### [Aim of the exercise]
Skip the pictures and repeat each line of the data exactly.

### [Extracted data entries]
========

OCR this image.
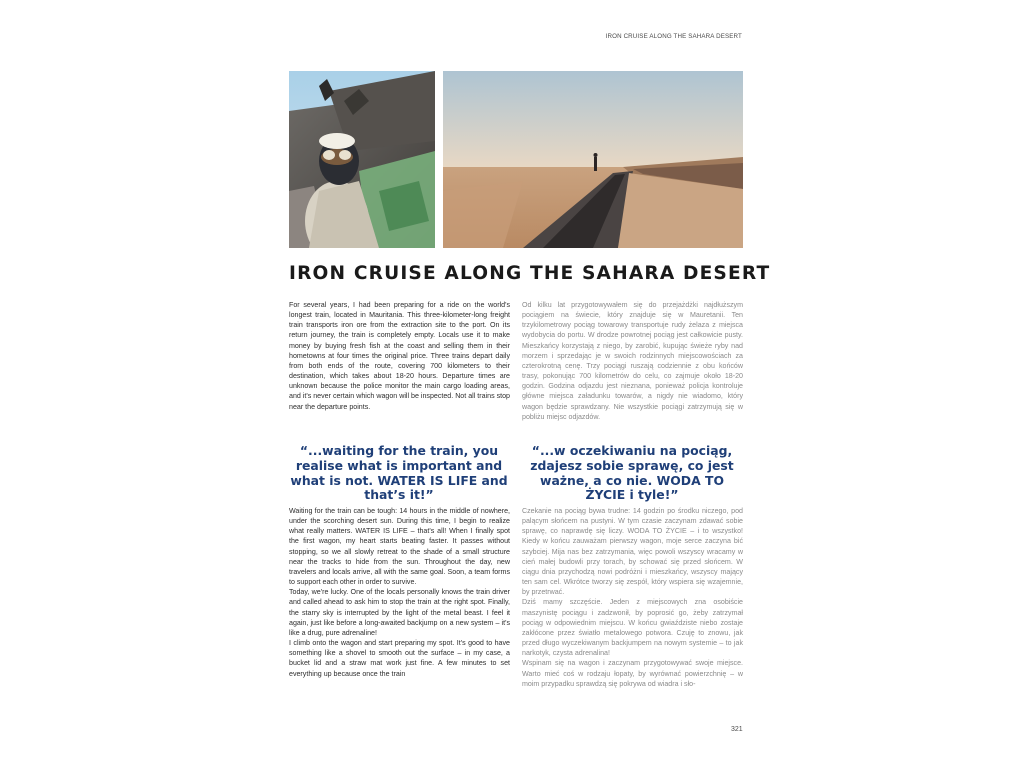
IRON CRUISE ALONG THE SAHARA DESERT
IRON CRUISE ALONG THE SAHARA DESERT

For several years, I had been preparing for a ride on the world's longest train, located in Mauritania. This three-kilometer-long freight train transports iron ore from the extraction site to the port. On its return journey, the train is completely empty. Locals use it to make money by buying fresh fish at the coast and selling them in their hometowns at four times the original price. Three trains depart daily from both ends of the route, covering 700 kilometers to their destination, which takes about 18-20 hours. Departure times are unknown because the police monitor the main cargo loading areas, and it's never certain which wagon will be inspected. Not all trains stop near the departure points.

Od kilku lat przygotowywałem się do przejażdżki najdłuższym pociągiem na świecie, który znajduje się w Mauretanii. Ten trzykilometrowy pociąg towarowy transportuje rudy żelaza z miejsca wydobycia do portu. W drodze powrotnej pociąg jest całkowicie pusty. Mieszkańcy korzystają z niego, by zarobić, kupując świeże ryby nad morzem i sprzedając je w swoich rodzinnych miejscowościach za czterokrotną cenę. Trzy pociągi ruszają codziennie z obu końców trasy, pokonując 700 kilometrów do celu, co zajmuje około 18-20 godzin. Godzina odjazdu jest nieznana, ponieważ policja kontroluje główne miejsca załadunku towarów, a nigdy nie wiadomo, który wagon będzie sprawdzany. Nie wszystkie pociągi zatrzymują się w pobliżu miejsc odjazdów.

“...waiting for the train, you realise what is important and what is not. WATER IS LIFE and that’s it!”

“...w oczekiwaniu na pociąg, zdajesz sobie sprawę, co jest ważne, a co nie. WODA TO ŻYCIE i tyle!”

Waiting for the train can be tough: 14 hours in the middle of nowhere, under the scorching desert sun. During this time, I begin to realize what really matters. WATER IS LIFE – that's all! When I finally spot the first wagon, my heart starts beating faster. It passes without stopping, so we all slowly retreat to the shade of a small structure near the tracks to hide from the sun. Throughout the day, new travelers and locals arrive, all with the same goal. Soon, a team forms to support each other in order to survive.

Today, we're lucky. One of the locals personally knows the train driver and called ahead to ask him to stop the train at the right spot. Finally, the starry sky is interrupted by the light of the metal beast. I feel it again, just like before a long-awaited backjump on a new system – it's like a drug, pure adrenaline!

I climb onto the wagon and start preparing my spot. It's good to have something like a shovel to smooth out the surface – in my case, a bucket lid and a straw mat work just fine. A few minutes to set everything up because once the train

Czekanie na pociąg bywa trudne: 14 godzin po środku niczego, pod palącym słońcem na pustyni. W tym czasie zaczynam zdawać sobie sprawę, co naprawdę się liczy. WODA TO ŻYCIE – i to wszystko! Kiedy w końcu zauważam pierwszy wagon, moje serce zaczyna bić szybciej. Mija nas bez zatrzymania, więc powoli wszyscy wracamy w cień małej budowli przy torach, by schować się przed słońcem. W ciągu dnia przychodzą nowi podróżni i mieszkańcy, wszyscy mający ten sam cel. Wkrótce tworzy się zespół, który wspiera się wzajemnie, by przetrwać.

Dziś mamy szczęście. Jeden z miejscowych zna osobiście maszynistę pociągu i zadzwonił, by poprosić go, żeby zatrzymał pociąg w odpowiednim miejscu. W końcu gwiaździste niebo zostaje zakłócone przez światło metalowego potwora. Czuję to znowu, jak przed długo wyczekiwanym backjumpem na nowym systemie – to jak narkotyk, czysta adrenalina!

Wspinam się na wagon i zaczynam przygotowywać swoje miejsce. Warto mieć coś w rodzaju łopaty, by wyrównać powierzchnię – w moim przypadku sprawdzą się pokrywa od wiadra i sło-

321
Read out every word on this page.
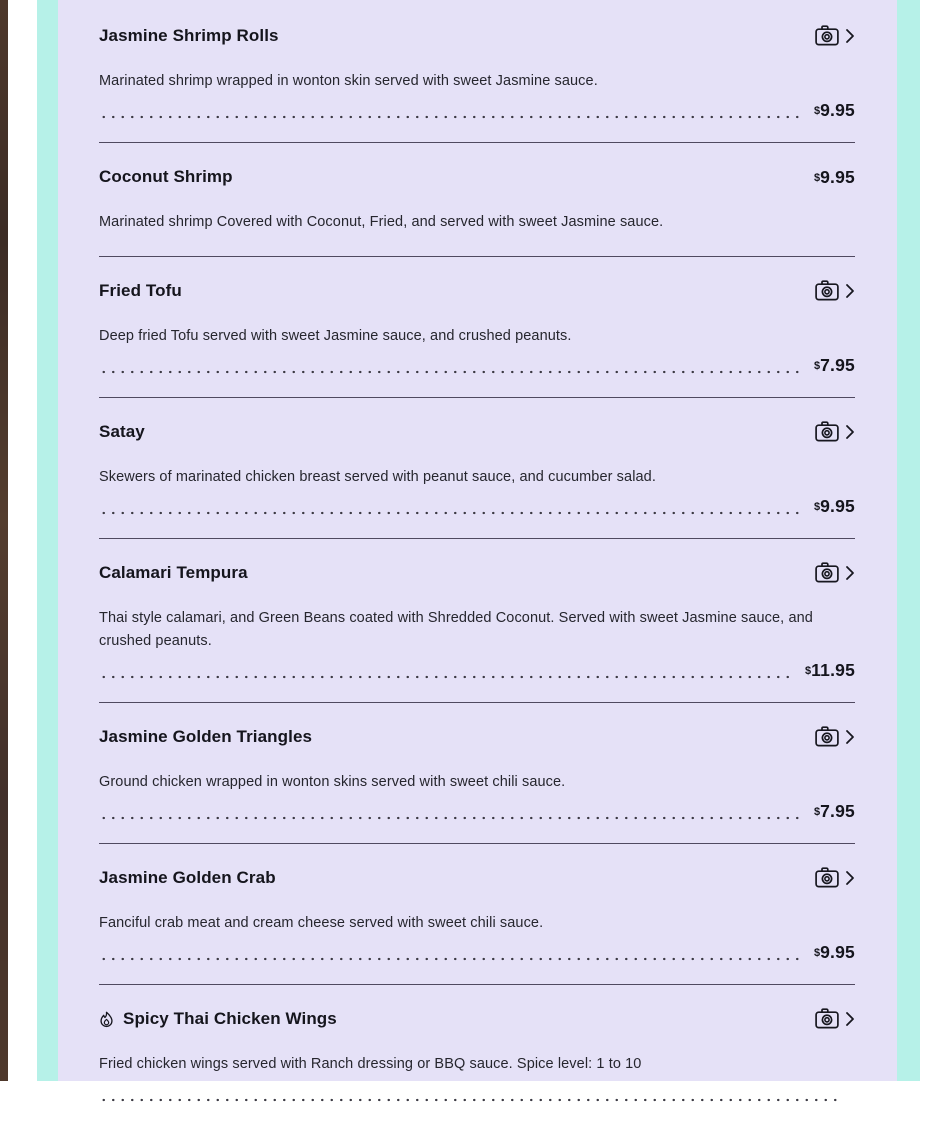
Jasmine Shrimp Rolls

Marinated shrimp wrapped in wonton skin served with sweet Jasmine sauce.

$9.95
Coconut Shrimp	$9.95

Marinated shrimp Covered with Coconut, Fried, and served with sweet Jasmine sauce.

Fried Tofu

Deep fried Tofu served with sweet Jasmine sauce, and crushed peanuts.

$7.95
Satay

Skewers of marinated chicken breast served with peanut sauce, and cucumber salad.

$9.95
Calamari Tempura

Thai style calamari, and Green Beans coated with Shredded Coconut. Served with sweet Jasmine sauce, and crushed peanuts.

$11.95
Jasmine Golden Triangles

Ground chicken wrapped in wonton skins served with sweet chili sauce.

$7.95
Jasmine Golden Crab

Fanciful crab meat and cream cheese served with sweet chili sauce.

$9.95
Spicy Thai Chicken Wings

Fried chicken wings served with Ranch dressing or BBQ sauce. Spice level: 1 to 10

========

### [Output below]
OCR this image.
IRON CRUISE ALONG THE SAHARA DESERT
IRON CRUISE ALONG THE SAHARA DESERT

For several years, I had been preparing for a ride on the world's longest train, located in Mauritania. This three-kilometer-long freight train transports iron ore from the extraction site to the port. On its return journey, the train is completely empty. Locals use it to make money by buying fresh fish at the coast and selling them in their hometowns at four times the original price. Three trains depart daily from both ends of the route, covering 700 kilometers to their destination, which takes about 18-20 hours. Departure times are unknown because the police monitor the main cargo loading areas, and it's never certain which wagon will be inspected. Not all trains stop near the departure points.

Od kilku lat przygotowywałem się do przejażdżki najdłuższym pociągiem na świecie, który znajduje się w Mauretanii. Ten trzykilometrowy pociąg towarowy transportuje rudy żelaza z miejsca wydobycia do portu. W drodze powrotnej pociąg jest całkowicie pusty. Mieszkańcy korzystają z niego, by zarobić, kupując świeże ryby nad morzem i sprzedając je w swoich rodzinnych miejscowościach za czterokrotną cenę. Trzy pociągi ruszają codziennie z obu końców trasy, pokonując 700 kilometrów do celu, co zajmuje około 18-20 godzin. Godzina odjazdu jest nieznana, ponieważ policja kontroluje główne miejsca załadunku towarów, a nigdy nie wiadomo, który wagon będzie sprawdzany. Nie wszystkie pociągi zatrzymują się w pobliżu miejsc odjazdów.

“...waiting for the train, you realise what is important and what is not. WATER IS LIFE and that’s it!”

“...w oczekiwaniu na pociąg, zdajesz sobie sprawę, co jest ważne, a co nie. WODA TO ŻYCIE i tyle!”

Waiting for the train can be tough: 14 hours in the middle of nowhere, under the scorching desert sun. During this time, I begin to realize what really matters. WATER IS LIFE – that's all! When I finally spot the first wagon, my heart starts beating faster. It passes without stopping, so we all slowly retreat to the shade of a small structure near the tracks to hide from the sun. Throughout the day, new travelers and locals arrive, all with the same goal. Soon, a team forms to support each other in order to survive.

Today, we're lucky. One of the locals personally knows the train driver and called ahead to ask him to stop the train at the right spot. Finally, the starry sky is interrupted by the light of the metal beast. I feel it again, just like before a long-awaited backjump on a new system – it's like a drug, pure adrenaline!

I climb onto the wagon and start preparing my spot. It's good to have something like a shovel to smooth out the surface – in my case, a bucket lid and a straw mat work just fine. A few minutes to set everything up because once the train

Czekanie na pociąg bywa trudne: 14 godzin po środku niczego, pod palącym słońcem na pustyni. W tym czasie zaczynam zdawać sobie sprawę, co naprawdę się liczy. WODA TO ŻYCIE – i to wszystko! Kiedy w końcu zauważam pierwszy wagon, moje serce zaczyna bić szybciej. Mija nas bez zatrzymania, więc powoli wszyscy wracamy w cień małej budowli przy torach, by schować się przed słońcem. W ciągu dnia przychodzą nowi podróżni i mieszkańcy, wszyscy mający ten sam cel. Wkrótce tworzy się zespół, który wspiera się wzajemnie, by przetrwać.

Dziś mamy szczęście. Jeden z miejscowych zna osobiście maszynistę pociągu i zadzwonił, by poprosić go, żeby zatrzymał pociąg w odpowiednim miejscu. W końcu gwiaździste niebo zostaje zakłócone przez światło metalowego potwora. Czuję to znowu, jak przed długo wyczekiwanym backjumpem na nowym systemie – to jak narkotyk, czysta adrenalina!

Wspinam się na wagon i zaczynam przygotowywać swoje miejsce. Warto mieć coś w rodzaju łopaty, by wyrównać powierzchnię – w moim przypadku sprawdzą się pokrywa od wiadra i sło-

321
Read out every word on this page.
Jasmine Shrimp Rolls

Marinated shrimp wrapped in wonton skin served with sweet Jasmine sauce.

$9.95
Coconut Shrimp	$9.95

Marinated shrimp Covered with Coconut, Fried, and served with sweet Jasmine sauce.

Fried Tofu

Deep fried Tofu served with sweet Jasmine sauce, and crushed peanuts.

$7.95
Satay

Skewers of marinated chicken breast served with peanut sauce, and cucumber salad.

$9.95
Calamari Tempura

Thai style calamari, and Green Beans coated with Shredded Coconut. Served with sweet Jasmine sauce, and crushed peanuts.

$11.95
Jasmine Golden Triangles

Ground chicken wrapped in wonton skins served with sweet chili sauce.

$7.95
Jasmine Golden Crab

Fanciful crab meat and cream cheese served with sweet chili sauce.

$9.95
Spicy Thai Chicken Wings

Fried chicken wings served with Ranch dressing or BBQ sauce. Spice level: 1 to 10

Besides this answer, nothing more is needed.